━━━━━ Provided data ━━━━━

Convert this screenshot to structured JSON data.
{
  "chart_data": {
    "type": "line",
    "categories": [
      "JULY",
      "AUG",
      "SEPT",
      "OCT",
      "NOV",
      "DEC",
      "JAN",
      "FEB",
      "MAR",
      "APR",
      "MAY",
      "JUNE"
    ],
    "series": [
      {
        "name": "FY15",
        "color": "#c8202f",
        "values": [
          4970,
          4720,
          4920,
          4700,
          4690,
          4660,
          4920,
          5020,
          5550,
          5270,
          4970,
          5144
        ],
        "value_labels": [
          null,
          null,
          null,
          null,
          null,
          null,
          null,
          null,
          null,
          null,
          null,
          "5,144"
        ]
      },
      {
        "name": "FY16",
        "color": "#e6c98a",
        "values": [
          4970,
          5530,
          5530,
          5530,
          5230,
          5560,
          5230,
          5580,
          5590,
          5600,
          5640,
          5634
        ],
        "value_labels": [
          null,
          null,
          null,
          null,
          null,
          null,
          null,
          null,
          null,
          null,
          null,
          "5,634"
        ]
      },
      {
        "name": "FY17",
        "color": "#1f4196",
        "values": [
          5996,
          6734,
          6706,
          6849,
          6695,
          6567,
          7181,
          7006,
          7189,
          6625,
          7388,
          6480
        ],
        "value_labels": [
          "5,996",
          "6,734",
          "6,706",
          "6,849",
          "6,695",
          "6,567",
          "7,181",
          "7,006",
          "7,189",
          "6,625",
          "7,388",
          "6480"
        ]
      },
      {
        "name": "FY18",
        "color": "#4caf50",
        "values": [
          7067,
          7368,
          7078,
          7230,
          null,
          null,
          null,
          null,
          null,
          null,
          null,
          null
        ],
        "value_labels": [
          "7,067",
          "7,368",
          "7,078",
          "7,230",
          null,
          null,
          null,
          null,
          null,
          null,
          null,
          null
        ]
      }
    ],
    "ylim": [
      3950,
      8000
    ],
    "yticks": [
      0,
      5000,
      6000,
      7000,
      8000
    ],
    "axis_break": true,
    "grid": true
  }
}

━━━━━

- Goal of the exercise -
Write out the material from the first line to the last, exactly.

- Correct result -
Convert this screenshot to structured JSON data.
{
  "chart_data": {
    "type": "line",
    "categories": [
      "JULY",
      "AUG",
      "SEPT",
      "OCT",
      "NOV",
      "DEC",
      "JAN",
      "FEB",
      "MAR",
      "APR",
      "MAY",
      "JUNE"
    ],
    "series": [
      {
        "name": "FY15",
        "color": "#c8202f",
        "values": [
          4970,
          4720,
          4920,
          4700,
          4690,
          4660,
          4920,
          5020,
          5550,
          5270,
          4970,
          5144
        ],
        "value_labels": [
          null,
          null,
          null,
          null,
          null,
          null,
          null,
          null,
          null,
          null,
          null,
          "5,144"
        ]
      },
      {
        "name": "FY16",
        "color": "#e6c98a",
        "values": [
          4970,
          5530,
          5530,
          5530,
          5230,
          5560,
          5230,
          5580,
          5590,
          5600,
          5640,
          5634
        ],
        "value_labels": [
          null,
          null,
          null,
          null,
          null,
          null,
          null,
          null,
          null,
          null,
          null,
          "5,634"
        ]
      },
      {
        "name": "FY17",
        "color": "#1f4196",
        "values": [
          5996,
          6734,
          6706,
          6849,
          6695,
          6567,
          7181,
          7006,
          7189,
          6625,
          7388,
          6480
        ],
        "value_labels": [
          "5,996",
          "6,734",
          "6,706",
          "6,849",
          "6,695",
          "6,567",
          "7,181",
          "7,006",
          "7,189",
          "6,625",
          "7,388",
          "6480"
        ]
      },
      {
        "name": "FY18",
        "color": "#4caf50",
        "values": [
          7067,
          7368,
          7078,
          7230,
          null,
          null,
          null,
          null,
          null,
          null,
          null,
          null
        ],
        "value_labels": [
          "7,067",
          "7,368",
          "7,078",
          "7,230",
          null,
          null,
          null,
          null,
          null,
          null,
          null,
          null
        ]
      }
    ],
    "ylim": [
      3950,
      8000
    ],
    "yticks": [
      0,
      5000,
      6000,
      7000,
      8000
    ],
    "axis_break": true,
    "grid": true
  }
}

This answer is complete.